**Brief**
Exactly repeat all the records below, omitting the images they hold.

**Record extracts**
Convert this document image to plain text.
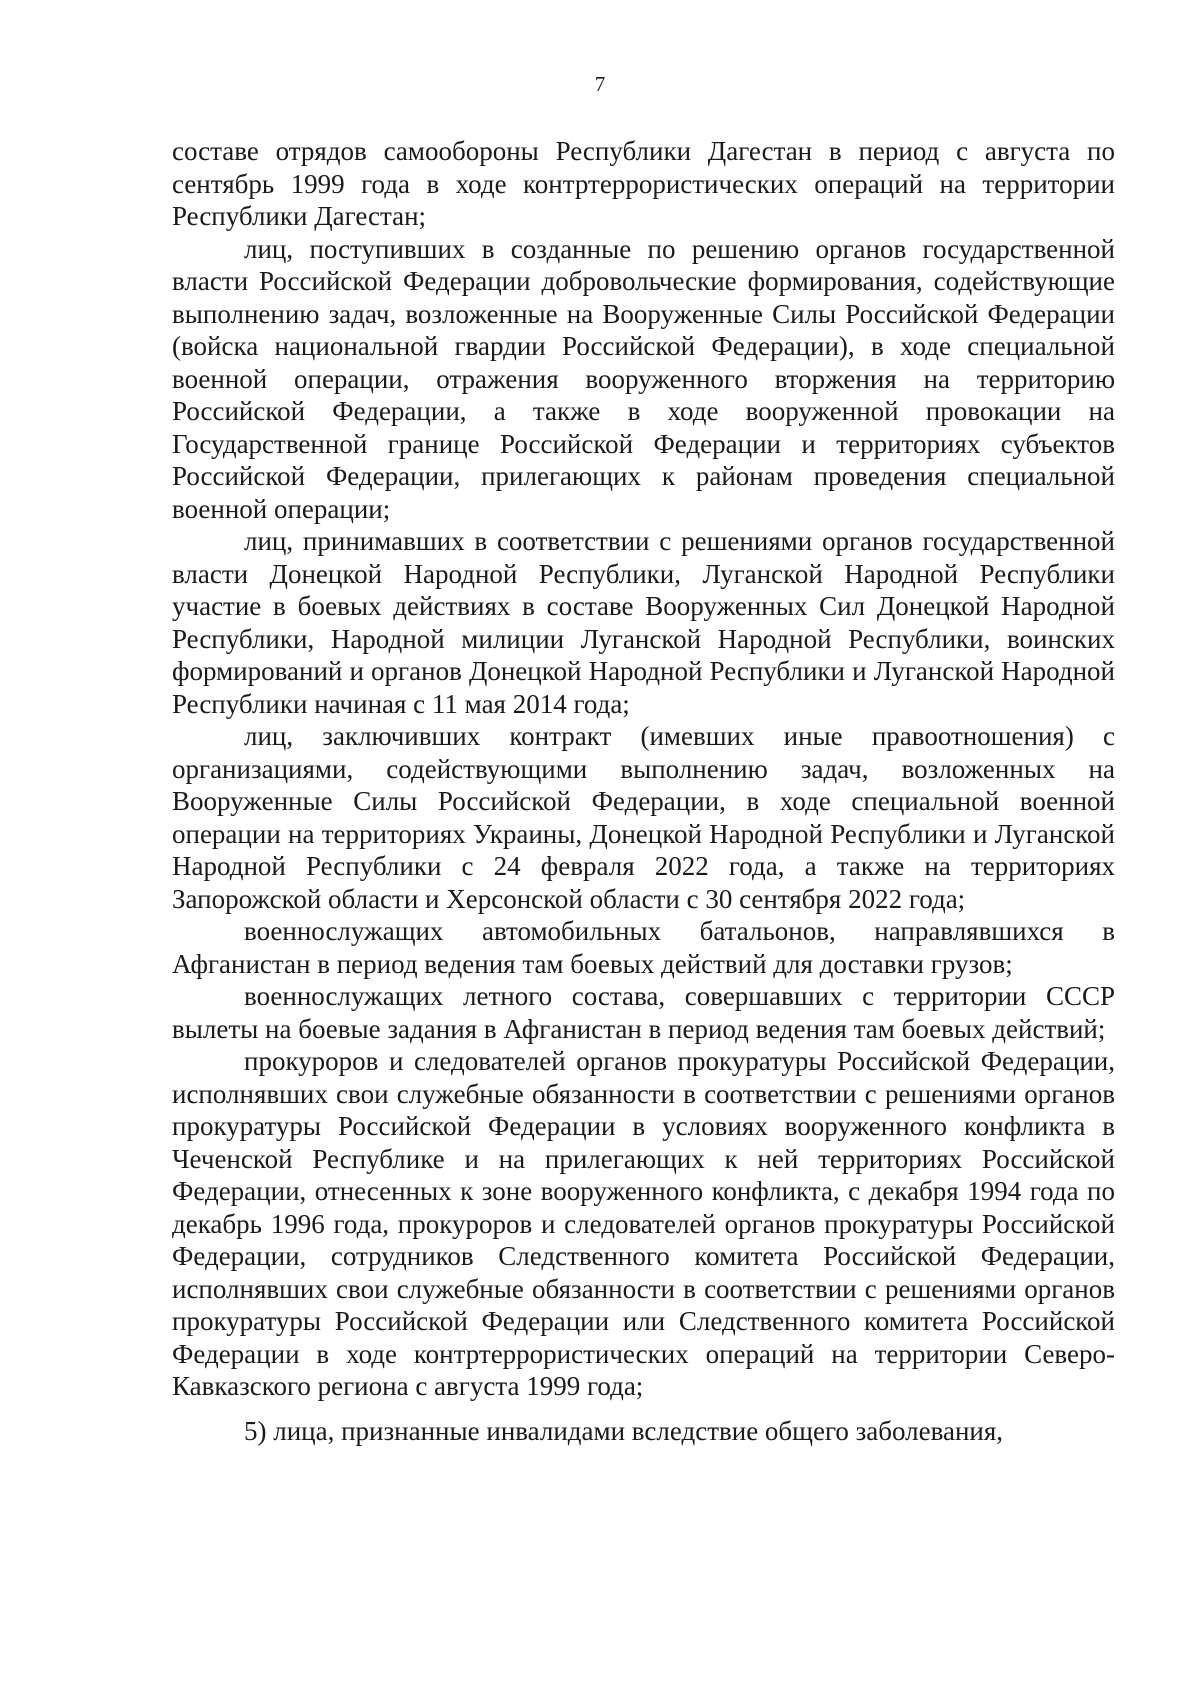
7

составе отрядов самообороны Республики Дагестан в период с августа по сентябрь 1999 года в ходе контртеррористических операций на территории Республики Дагестан;

лиц, поступивших в созданные по решению органов государственной власти Российской Федерации добровольческие формирования, содействующие выполнению задач, возложенные на Вооруженные Силы Российской Федерации (войска национальной гвардии Российской Федерации), в ходе специальной военной операции, отражения вооруженного вторжения на территорию Российской Федерации, а также в ходе вооруженной провокации на Государственной границе Российской Федерации и территориях субъектов Российской Федерации, прилегающих к районам проведения специальной военной операции;

лиц, принимавших в соответствии с решениями органов государственной власти Донецкой Народной Республики, Луганской Народной Республики участие в боевых действиях в составе Вооруженных Сил Донецкой Народной Республики, Народной милиции Луганской Народной Республики, воинских формирований и органов Донецкой Народной Республики и Луганской Народной Республики начиная с 11 мая 2014 года;

лиц, заключивших контракт (имевших иные правоотношения) с организациями, содействующими выполнению задач, возложенных на Вооруженные Силы Российской Федерации, в ходе специальной военной операции на территориях Украины, Донецкой Народной Республики и Луганской Народной Республики с 24 февраля 2022 года, а также на территориях Запорожской области и Херсонской области с 30 сентября 2022 года;

военнослужащих автомобильных батальонов, направлявшихся в Афганистан в период ведения там боевых действий для доставки грузов;

военнослужащих летного состава, совершавших с территории СССР вылеты на боевые задания в Афганистан в период ведения там боевых действий;

прокуроров и следователей органов прокуратуры Российской Федерации, исполнявших свои служебные обязанности в соответствии с решениями органов прокуратуры Российской Федерации в условиях вооруженного конфликта в Чеченской Республике и на прилегающих к ней территориях Российской Федерации, отнесенных к зоне вооруженного конфликта, с декабря 1994 года по декабрь 1996 года, прокуроров и следователей органов прокуратуры Российской Федерации, сотрудников Следственного комитета Российской Федерации, исполнявших свои служебные обязанности в соответствии с решениями органов прокуратуры Российской Федерации или Следственного комитета Российской Федерации в ходе контртеррористических операций на территории Северо-Кавказского региона с августа 1999 года;

5) лица, признанные инвалидами вследствие общего заболевания,
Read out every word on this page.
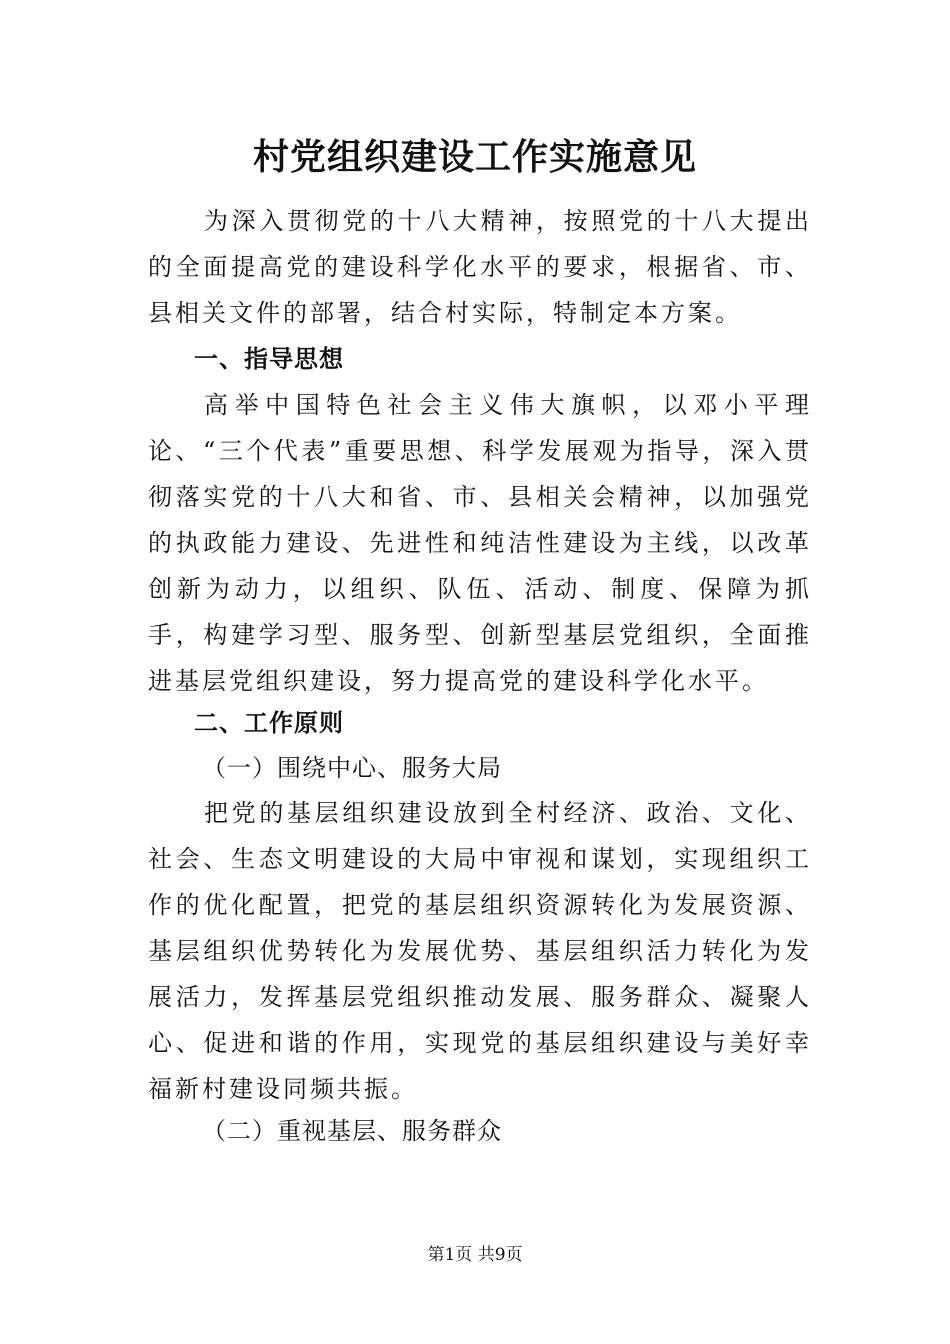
村党组织建设工作实施意见

为深入贯彻党的十八大精神，按照党的十八大提出的全面提高党的建设科学化水平的要求，根据省、市、县相关文件的部署，结合村实际，特制定本方案。

一、指导思想

高举中国特色社会主义伟大旗帜，以邓小平理论、“三个代表”重要思想、科学发展观为指导，深入贯彻落实党的十八大和省、市、县相关会精神，以加强党的执政能力建设、先进性和纯洁性建设为主线，以改革创新为动力，以组织、队伍、活动、制度、保障为抓手，构建学习型、服务型、创新型基层党组织，全面推进基层党组织建设，努力提高党的建设科学化水平。

二、工作原则

（一）围绕中心、服务大局

把党的基层组织建设放到全村经济、政治、文化、社会、生态文明建设的大局中审视和谋划，实现组织工作的优化配置，把党的基层组织资源转化为发展资源、基层组织优势转化为发展优势、基层组织活力转化为发展活力，发挥基层党组织推动发展、服务群众、凝聚人心、促进和谐的作用，实现党的基层组织建设与美好幸福新村建设同频共振。

（二）重视基层、服务群众

第1页 共9页
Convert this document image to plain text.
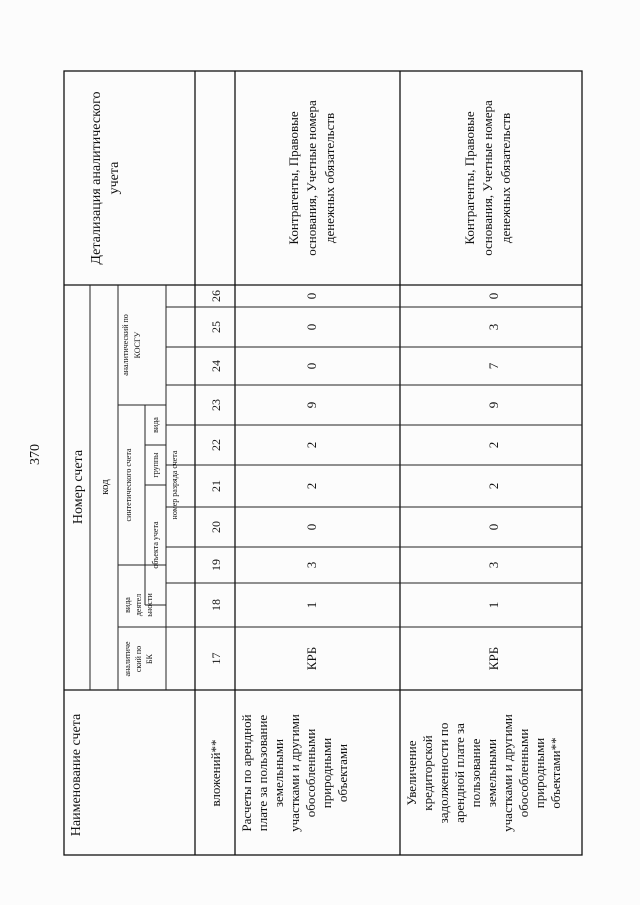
370
Наименование счета
Номер счета код
аналитиче ский по БК
вида деятел ьности
синтетического счета
объекта учета
группы
вида
аналитический по КОСГУ
номер разряда счета
Детализация аналитического учета
17
18
19
20
21
22
23
24
25
26
вложений** Расчеты по арендной плате за пользование земельными участками и другими обособленными природными объектами
КРБ
1
3
0
2
2
9
0
0
0
Контрагенты, Правовые основания, Учетные номера денежных обязательств
Увеличение кредиторской задолженности по арендной плате за пользование земельными участками и другими обособленными природными объектами**
КРБ
1
3
0
2
2
9
7
3
0
Контрагенты, Правовые основания, Учетные номера денежных обязательств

**Exercise result**
Convert this document image to plain text.
7

составе отрядов самообороны Республики Дагестан в период с августа по сентябрь 1999 года в ходе контртеррористических операций на территории Республики Дагестан;

лиц, поступивших в созданные по решению органов государственной власти Российской Федерации добровольческие формирования, содействующие выполнению задач, возложенные на Вооруженные Силы Российской Федерации (войска национальной гвардии Российской Федерации), в ходе специальной военной операции, отражения вооруженного вторжения на территорию Российской Федерации, а также в ходе вооруженной провокации на Государственной границе Российской Федерации и территориях субъектов Российской Федерации, прилегающих к районам проведения специальной военной операции;

лиц, принимавших в соответствии с решениями органов государственной власти Донецкой Народной Республики, Луганской Народной Республики участие в боевых действиях в составе Вооруженных Сил Донецкой Народной Республики, Народной милиции Луганской Народной Республики, воинских формирований и органов Донецкой Народной Республики и Луганской Народной Республики начиная с 11 мая 2014 года;

лиц, заключивших контракт (имевших иные правоотношения) с организациями, содействующими выполнению задач, возложенных на Вооруженные Силы Российской Федерации, в ходе специальной военной операции на территориях Украины, Донецкой Народной Республики и Луганской Народной Республики с 24 февраля 2022 года, а также на территориях Запорожской области и Херсонской области с 30 сентября 2022 года;

военнослужащих автомобильных батальонов, направлявшихся в Афганистан в период ведения там боевых действий для доставки грузов;

военнослужащих летного состава, совершавших с территории СССР вылеты на боевые задания в Афганистан в период ведения там боевых действий;

прокуроров и следователей органов прокуратуры Российской Федерации, исполнявших свои служебные обязанности в соответствии с решениями органов прокуратуры Российской Федерации в условиях вооруженного конфликта в Чеченской Республике и на прилегающих к ней территориях Российской Федерации, отнесенных к зоне вооруженного конфликта, с декабря 1994 года по декабрь 1996 года, прокуроров и следователей органов прокуратуры Российской Федерации, сотрудников Следственного комитета Российской Федерации, исполнявших свои служебные обязанности в соответствии с решениями органов прокуратуры Российской Федерации или Следственного комитета Российской Федерации в ходе контртеррористических операций на территории Северо-Кавказского региона с августа 1999 года;

5) лица, признанные инвалидами вследствие общего заболевания,
Read out every word on this page.
村党组织建设工作实施意见

为深入贯彻党的十八大精神，按照党的十八大提出的全面提高党的建设科学化水平的要求，根据省、市、县相关文件的部署，结合村实际，特制定本方案。

一、指导思想

高举中国特色社会主义伟大旗帜，以邓小平理论、“三个代表”重要思想、科学发展观为指导，深入贯彻落实党的十八大和省、市、县相关会精神，以加强党的执政能力建设、先进性和纯洁性建设为主线，以改革创新为动力，以组织、队伍、活动、制度、保障为抓手，构建学习型、服务型、创新型基层党组织，全面推进基层党组织建设，努力提高党的建设科学化水平。

二、工作原则

（一）围绕中心、服务大局

把党的基层组织建设放到全村经济、政治、文化、社会、生态文明建设的大局中审视和谋划，实现组织工作的优化配置，把党的基层组织资源转化为发展资源、基层组织优势转化为发展优势、基层组织活力转化为发展活力，发挥基层党组织推动发展、服务群众、凝聚人心、促进和谐的作用，实现党的基层组织建设与美好幸福新村建设同频共振。

（二）重视基层、服务群众

第1页 共9页
Convert this document image to plain text.
370
Наименование счета
Номер счета код
аналитиче ский по БК
вида деятел ьности
синтетического счета
объекта учета
группы
вида
аналитический по КОСГУ
номер разряда счета
Детализация аналитического учета
17
18
19
20
21
22
23
24
25
26
вложений** Расчеты по арендной плате за пользование земельными участками и другими обособленными природными объектами
КРБ
1
3
0
2
2
9
0
0
0
Контрагенты, Правовые основания, Учетные номера денежных обязательств
Увеличение кредиторской задолженности по арендной плате за пользование земельными участками и другими обособленными природными объектами**
КРБ
1
3
0
2
2
9
7
3
0
Контрагенты, Правовые основания, Учетные номера денежных обязательств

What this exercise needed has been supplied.